- [Exercise brief]: Print the data exactly, leaving nothing out.

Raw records

☆ ☆ ☆ ☆

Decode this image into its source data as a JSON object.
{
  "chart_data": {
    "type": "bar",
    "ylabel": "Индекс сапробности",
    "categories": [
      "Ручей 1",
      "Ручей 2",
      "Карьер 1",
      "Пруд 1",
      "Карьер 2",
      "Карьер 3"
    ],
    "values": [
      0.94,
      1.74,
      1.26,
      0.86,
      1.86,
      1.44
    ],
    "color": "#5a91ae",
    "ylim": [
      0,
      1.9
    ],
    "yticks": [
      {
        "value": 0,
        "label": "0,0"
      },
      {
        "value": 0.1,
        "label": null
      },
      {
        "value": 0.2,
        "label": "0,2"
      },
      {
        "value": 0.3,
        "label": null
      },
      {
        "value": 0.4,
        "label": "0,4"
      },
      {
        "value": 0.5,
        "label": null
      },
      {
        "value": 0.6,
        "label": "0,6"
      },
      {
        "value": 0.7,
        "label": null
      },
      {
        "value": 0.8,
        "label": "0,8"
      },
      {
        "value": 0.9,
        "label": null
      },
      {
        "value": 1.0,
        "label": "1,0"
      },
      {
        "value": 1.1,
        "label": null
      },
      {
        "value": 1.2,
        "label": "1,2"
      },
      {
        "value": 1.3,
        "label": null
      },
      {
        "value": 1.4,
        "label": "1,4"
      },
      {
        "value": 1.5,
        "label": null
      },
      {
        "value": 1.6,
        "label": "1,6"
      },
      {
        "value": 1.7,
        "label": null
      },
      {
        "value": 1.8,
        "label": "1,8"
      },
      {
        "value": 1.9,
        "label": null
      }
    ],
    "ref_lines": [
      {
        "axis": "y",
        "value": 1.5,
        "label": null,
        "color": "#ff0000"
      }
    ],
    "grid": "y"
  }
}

☆ ☆ ☆ ☆

- [Task solution]:
Decode this image into its source data as a JSON object.
{
  "chart_data": {
    "type": "bar",
    "ylabel": "Индекс сапробности",
    "categories": [
      "Ручей 1",
      "Ручей 2",
      "Карьер 1",
      "Пруд 1",
      "Карьер 2",
      "Карьер 3"
    ],
    "values": [
      0.94,
      1.74,
      1.26,
      0.86,
      1.86,
      1.44
    ],
    "color": "#5a91ae",
    "ylim": [
      0,
      1.9
    ],
    "yticks": [
      {
        "value": 0,
        "label": "0,0"
      },
      {
        "value": 0.1,
        "label": null
      },
      {
        "value": 0.2,
        "label": "0,2"
      },
      {
        "value": 0.3,
        "label": null
      },
      {
        "value": 0.4,
        "label": "0,4"
      },
      {
        "value": 0.5,
        "label": null
      },
      {
        "value": 0.6,
        "label": "0,6"
      },
      {
        "value": 0.7,
        "label": null
      },
      {
        "value": 0.8,
        "label": "0,8"
      },
      {
        "value": 0.9,
        "label": null
      },
      {
        "value": 1.0,
        "label": "1,0"
      },
      {
        "value": 1.1,
        "label": null
      },
      {
        "value": 1.2,
        "label": "1,2"
      },
      {
        "value": 1.3,
        "label": null
      },
      {
        "value": 1.4,
        "label": "1,4"
      },
      {
        "value": 1.5,
        "label": null
      },
      {
        "value": 1.6,
        "label": "1,6"
      },
      {
        "value": 1.7,
        "label": null
      },
      {
        "value": 1.8,
        "label": "1,8"
      },
      {
        "value": 1.9,
        "label": null
      }
    ],
    "ref_lines": [
      {
        "axis": "y",
        "value": 1.5,
        "label": null,
        "color": "#ff0000"
      }
    ],
    "grid": "y"
  }
}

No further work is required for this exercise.